:: INSTRUCTIONS TO FOLLOW ::
Count every line of the material that holds the string "Mevalonate". Respond with the total only.

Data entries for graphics
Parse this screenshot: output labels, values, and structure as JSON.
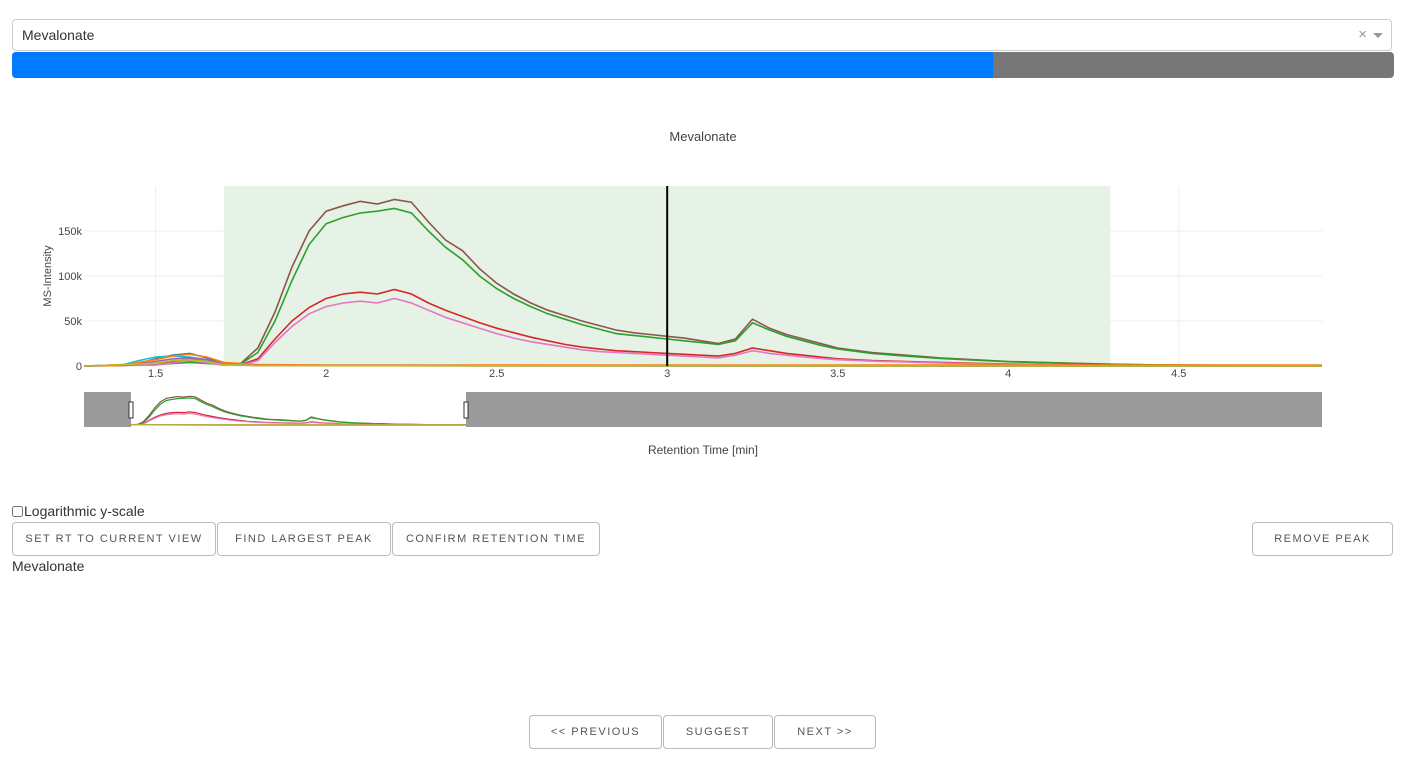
{
  "selector": {
    "value": "Mevalonate",
    "clear_symbol": "×"
  },
  "progress": {
    "fraction": 0.71,
    "fill_color": "#007bff",
    "track_color": "#777777"
  },
  "chart_data": {
    "type": "line",
    "title": "Mevalonate",
    "xlabel": "Retention Time [min]",
    "ylabel": "MS-Intensity",
    "x_ticks": [
      "1.5",
      "2",
      "2.5",
      "3",
      "3.5",
      "4",
      "4.5"
    ],
    "y_ticks": [
      "0",
      "50k",
      "100k",
      "150k"
    ],
    "xlim": [
      1.29,
      4.92
    ],
    "ylim": [
      0,
      200000
    ],
    "highlight_range": [
      1.7,
      4.3
    ],
    "highlight_color": "#e6f2e6",
    "vertical_marker": 3.0,
    "rangeslider_window": [
      1.29,
      2.27
    ],
    "grid": true,
    "series": [
      {
        "color": "#8c564b",
        "points": [
          [
            1.29,
            0
          ],
          [
            1.5,
            2000
          ],
          [
            1.6,
            5000
          ],
          [
            1.7,
            1500
          ],
          [
            1.75,
            3000
          ],
          [
            1.8,
            20000
          ],
          [
            1.85,
            60000
          ],
          [
            1.9,
            110000
          ],
          [
            1.95,
            150000
          ],
          [
            2.0,
            172000
          ],
          [
            2.05,
            178000
          ],
          [
            2.1,
            183000
          ],
          [
            2.15,
            180000
          ],
          [
            2.2,
            185000
          ],
          [
            2.25,
            182000
          ],
          [
            2.3,
            160000
          ],
          [
            2.35,
            140000
          ],
          [
            2.4,
            128000
          ],
          [
            2.45,
            108000
          ],
          [
            2.5,
            92000
          ],
          [
            2.55,
            80000
          ],
          [
            2.6,
            70000
          ],
          [
            2.65,
            62000
          ],
          [
            2.7,
            56000
          ],
          [
            2.75,
            50000
          ],
          [
            2.8,
            45000
          ],
          [
            2.85,
            40000
          ],
          [
            2.9,
            37000
          ],
          [
            2.95,
            35000
          ],
          [
            3.0,
            33000
          ],
          [
            3.05,
            31000
          ],
          [
            3.1,
            28000
          ],
          [
            3.15,
            25000
          ],
          [
            3.2,
            30000
          ],
          [
            3.25,
            52000
          ],
          [
            3.3,
            42000
          ],
          [
            3.35,
            35000
          ],
          [
            3.4,
            30000
          ],
          [
            3.45,
            25000
          ],
          [
            3.5,
            20000
          ],
          [
            3.6,
            15000
          ],
          [
            3.7,
            12000
          ],
          [
            3.8,
            9000
          ],
          [
            3.9,
            7000
          ],
          [
            4.0,
            5000
          ],
          [
            4.1,
            4000
          ],
          [
            4.2,
            3000
          ],
          [
            4.3,
            2000
          ],
          [
            4.5,
            1000
          ],
          [
            4.92,
            500
          ]
        ]
      },
      {
        "color": "#2ca02c",
        "points": [
          [
            1.29,
            0
          ],
          [
            1.5,
            1500
          ],
          [
            1.6,
            4000
          ],
          [
            1.7,
            1500
          ],
          [
            1.75,
            2500
          ],
          [
            1.8,
            15000
          ],
          [
            1.85,
            50000
          ],
          [
            1.9,
            95000
          ],
          [
            1.95,
            135000
          ],
          [
            2.0,
            158000
          ],
          [
            2.05,
            165000
          ],
          [
            2.1,
            170000
          ],
          [
            2.15,
            172000
          ],
          [
            2.2,
            175000
          ],
          [
            2.25,
            170000
          ],
          [
            2.3,
            150000
          ],
          [
            2.35,
            132000
          ],
          [
            2.4,
            118000
          ],
          [
            2.45,
            100000
          ],
          [
            2.5,
            86000
          ],
          [
            2.55,
            75000
          ],
          [
            2.6,
            66000
          ],
          [
            2.65,
            58000
          ],
          [
            2.7,
            52000
          ],
          [
            2.75,
            46000
          ],
          [
            2.8,
            41000
          ],
          [
            2.85,
            36000
          ],
          [
            2.9,
            34000
          ],
          [
            2.95,
            32000
          ],
          [
            3.0,
            30000
          ],
          [
            3.05,
            28000
          ],
          [
            3.1,
            26000
          ],
          [
            3.15,
            24000
          ],
          [
            3.2,
            28000
          ],
          [
            3.25,
            48000
          ],
          [
            3.3,
            40000
          ],
          [
            3.35,
            33000
          ],
          [
            3.4,
            28000
          ],
          [
            3.45,
            23000
          ],
          [
            3.5,
            19000
          ],
          [
            3.6,
            14000
          ],
          [
            3.7,
            11000
          ],
          [
            3.8,
            8500
          ],
          [
            3.9,
            6500
          ],
          [
            4.0,
            4800
          ],
          [
            4.1,
            3800
          ],
          [
            4.2,
            2800
          ],
          [
            4.3,
            1800
          ],
          [
            4.5,
            900
          ],
          [
            4.92,
            400
          ]
        ]
      },
      {
        "color": "#d62728",
        "points": [
          [
            1.29,
            0
          ],
          [
            1.5,
            2000
          ],
          [
            1.6,
            8000
          ],
          [
            1.7,
            1500
          ],
          [
            1.75,
            1500
          ],
          [
            1.8,
            8000
          ],
          [
            1.85,
            30000
          ],
          [
            1.9,
            50000
          ],
          [
            1.95,
            65000
          ],
          [
            2.0,
            75000
          ],
          [
            2.05,
            80000
          ],
          [
            2.1,
            82000
          ],
          [
            2.15,
            80000
          ],
          [
            2.2,
            85000
          ],
          [
            2.25,
            80000
          ],
          [
            2.3,
            70000
          ],
          [
            2.35,
            62000
          ],
          [
            2.4,
            55000
          ],
          [
            2.45,
            48000
          ],
          [
            2.5,
            42000
          ],
          [
            2.55,
            37000
          ],
          [
            2.6,
            32000
          ],
          [
            2.65,
            28000
          ],
          [
            2.7,
            24000
          ],
          [
            2.75,
            21000
          ],
          [
            2.8,
            19000
          ],
          [
            2.85,
            17000
          ],
          [
            2.9,
            16000
          ],
          [
            2.95,
            15000
          ],
          [
            3.0,
            14000
          ],
          [
            3.05,
            13000
          ],
          [
            3.1,
            12000
          ],
          [
            3.15,
            11000
          ],
          [
            3.2,
            14000
          ],
          [
            3.25,
            20000
          ],
          [
            3.3,
            17000
          ],
          [
            3.35,
            14000
          ],
          [
            3.4,
            12000
          ],
          [
            3.45,
            10000
          ],
          [
            3.5,
            8000
          ],
          [
            3.6,
            6000
          ],
          [
            3.7,
            5000
          ],
          [
            3.8,
            4000
          ],
          [
            3.9,
            3000
          ],
          [
            4.0,
            2200
          ],
          [
            4.1,
            1600
          ],
          [
            4.2,
            1200
          ],
          [
            4.3,
            800
          ],
          [
            4.5,
            400
          ],
          [
            4.92,
            200
          ]
        ]
      },
      {
        "color": "#e377c2",
        "points": [
          [
            1.29,
            0
          ],
          [
            1.5,
            1000
          ],
          [
            1.6,
            6000
          ],
          [
            1.7,
            1000
          ],
          [
            1.75,
            1000
          ],
          [
            1.8,
            6000
          ],
          [
            1.85,
            26000
          ],
          [
            1.9,
            44000
          ],
          [
            1.95,
            58000
          ],
          [
            2.0,
            66000
          ],
          [
            2.05,
            70000
          ],
          [
            2.1,
            72000
          ],
          [
            2.15,
            70000
          ],
          [
            2.2,
            75000
          ],
          [
            2.25,
            70000
          ],
          [
            2.3,
            62000
          ],
          [
            2.35,
            54000
          ],
          [
            2.4,
            48000
          ],
          [
            2.45,
            42000
          ],
          [
            2.5,
            36000
          ],
          [
            2.55,
            31000
          ],
          [
            2.6,
            27000
          ],
          [
            2.65,
            24000
          ],
          [
            2.7,
            21000
          ],
          [
            2.75,
            18000
          ],
          [
            2.8,
            16000
          ],
          [
            2.85,
            15000
          ],
          [
            2.9,
            14000
          ],
          [
            2.95,
            13000
          ],
          [
            3.0,
            12000
          ],
          [
            3.05,
            11000
          ],
          [
            3.1,
            10000
          ],
          [
            3.15,
            9000
          ],
          [
            3.2,
            12000
          ],
          [
            3.25,
            17000
          ],
          [
            3.3,
            14000
          ],
          [
            3.35,
            12000
          ],
          [
            3.4,
            10000
          ],
          [
            3.45,
            8500
          ],
          [
            3.5,
            7000
          ],
          [
            3.6,
            5500
          ],
          [
            3.7,
            4500
          ],
          [
            3.8,
            3500
          ],
          [
            3.9,
            2500
          ],
          [
            4.0,
            1800
          ],
          [
            4.1,
            1300
          ],
          [
            4.2,
            900
          ],
          [
            4.3,
            600
          ],
          [
            4.5,
            300
          ],
          [
            4.92,
            100
          ]
        ]
      },
      {
        "color": "#1f77b4",
        "points": [
          [
            1.29,
            0
          ],
          [
            1.4,
            500
          ],
          [
            1.45,
            3000
          ],
          [
            1.5,
            8000
          ],
          [
            1.55,
            12000
          ],
          [
            1.6,
            14000
          ],
          [
            1.65,
            9000
          ],
          [
            1.7,
            3000
          ],
          [
            1.8,
            800
          ],
          [
            2.0,
            500
          ],
          [
            2.5,
            300
          ],
          [
            3.0,
            200
          ],
          [
            4.0,
            100
          ],
          [
            4.92,
            0
          ]
        ]
      },
      {
        "color": "#17becf",
        "points": [
          [
            1.29,
            0
          ],
          [
            1.4,
            1000
          ],
          [
            1.45,
            6000
          ],
          [
            1.5,
            10000
          ],
          [
            1.55,
            11000
          ],
          [
            1.6,
            10000
          ],
          [
            1.65,
            7000
          ],
          [
            1.7,
            2500
          ],
          [
            1.8,
            700
          ],
          [
            2.0,
            400
          ],
          [
            2.5,
            250
          ],
          [
            3.0,
            150
          ],
          [
            4.0,
            80
          ],
          [
            4.92,
            0
          ]
        ]
      },
      {
        "color": "#ff7f0e",
        "points": [
          [
            1.29,
            0
          ],
          [
            1.4,
            500
          ],
          [
            1.45,
            4000
          ],
          [
            1.5,
            7000
          ],
          [
            1.55,
            11000
          ],
          [
            1.6,
            13000
          ],
          [
            1.65,
            10000
          ],
          [
            1.7,
            4000
          ],
          [
            1.8,
            1500
          ],
          [
            2.0,
            1000
          ],
          [
            2.5,
            1000
          ],
          [
            3.0,
            1000
          ],
          [
            3.5,
            1000
          ],
          [
            4.0,
            1000
          ],
          [
            4.5,
            1000
          ],
          [
            4.92,
            1000
          ]
        ]
      },
      {
        "color": "#9467bd",
        "points": [
          [
            1.29,
            0
          ],
          [
            1.45,
            2000
          ],
          [
            1.5,
            5000
          ],
          [
            1.55,
            8000
          ],
          [
            1.6,
            9000
          ],
          [
            1.65,
            7000
          ],
          [
            1.7,
            2000
          ],
          [
            1.8,
            500
          ],
          [
            2.5,
            200
          ],
          [
            4.92,
            0
          ]
        ]
      },
      {
        "color": "#bcbd22",
        "points": [
          [
            1.29,
            0
          ],
          [
            1.5,
            3000
          ],
          [
            1.55,
            6000
          ],
          [
            1.6,
            7000
          ],
          [
            1.65,
            5000
          ],
          [
            1.7,
            1500
          ],
          [
            1.8,
            400
          ],
          [
            2.5,
            200
          ],
          [
            4.92,
            0
          ]
        ]
      }
    ]
  },
  "controls": {
    "log_label": "Logarithmic y-scale",
    "set_rt": "SET RT TO CURRENT VIEW",
    "find_peak": "FIND LARGEST PEAK",
    "confirm_rt": "CONFIRM RETENTION TIME",
    "remove_peak": "REMOVE PEAK"
  },
  "metabolite_label": "Mevalonate",
  "nav": {
    "previous": "<< PREVIOUS",
    "suggest": "SUGGEST",
    "next": "NEXT >>"
  }
}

:: SOLUTION TO THE EXERCISE ::
3